Input for this task:
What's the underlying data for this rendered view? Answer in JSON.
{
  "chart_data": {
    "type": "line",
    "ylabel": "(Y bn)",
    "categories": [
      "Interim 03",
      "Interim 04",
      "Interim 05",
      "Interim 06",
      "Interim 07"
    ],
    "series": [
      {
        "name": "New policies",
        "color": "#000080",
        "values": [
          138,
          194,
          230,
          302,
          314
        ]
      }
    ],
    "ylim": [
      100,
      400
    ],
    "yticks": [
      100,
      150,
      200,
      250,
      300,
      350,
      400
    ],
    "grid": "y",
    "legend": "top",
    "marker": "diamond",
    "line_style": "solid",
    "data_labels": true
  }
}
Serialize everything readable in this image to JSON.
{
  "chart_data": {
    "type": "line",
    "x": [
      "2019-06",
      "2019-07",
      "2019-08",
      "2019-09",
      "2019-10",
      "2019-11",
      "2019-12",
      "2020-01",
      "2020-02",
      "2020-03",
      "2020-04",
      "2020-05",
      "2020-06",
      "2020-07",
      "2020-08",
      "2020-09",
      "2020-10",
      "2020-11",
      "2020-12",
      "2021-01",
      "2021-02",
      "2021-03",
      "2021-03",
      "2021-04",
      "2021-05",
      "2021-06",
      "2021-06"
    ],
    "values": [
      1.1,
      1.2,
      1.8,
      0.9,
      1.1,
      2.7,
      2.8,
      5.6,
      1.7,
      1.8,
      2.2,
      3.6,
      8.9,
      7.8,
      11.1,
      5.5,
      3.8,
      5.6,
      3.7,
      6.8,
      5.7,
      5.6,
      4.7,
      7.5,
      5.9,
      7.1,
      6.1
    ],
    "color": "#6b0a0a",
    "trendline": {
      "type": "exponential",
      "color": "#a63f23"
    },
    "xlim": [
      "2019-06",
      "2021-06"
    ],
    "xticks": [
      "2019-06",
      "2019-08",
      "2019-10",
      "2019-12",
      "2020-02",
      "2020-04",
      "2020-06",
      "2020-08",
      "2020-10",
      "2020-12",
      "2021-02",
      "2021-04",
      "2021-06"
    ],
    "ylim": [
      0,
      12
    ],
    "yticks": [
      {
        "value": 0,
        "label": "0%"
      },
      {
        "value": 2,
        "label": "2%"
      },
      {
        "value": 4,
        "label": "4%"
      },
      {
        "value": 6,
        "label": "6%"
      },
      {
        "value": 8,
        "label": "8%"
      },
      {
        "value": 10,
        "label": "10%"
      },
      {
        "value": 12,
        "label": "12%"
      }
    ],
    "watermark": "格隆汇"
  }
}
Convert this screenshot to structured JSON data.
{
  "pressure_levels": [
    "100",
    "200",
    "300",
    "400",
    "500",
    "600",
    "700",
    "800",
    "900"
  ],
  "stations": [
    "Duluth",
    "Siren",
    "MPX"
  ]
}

What to produce:
Search the lines for "Interim". Copy each line that has it.

Written reply:
      "Interim 03",
      "Interim 04",
      "Interim 05",
      "Interim 06",
      "Interim 07"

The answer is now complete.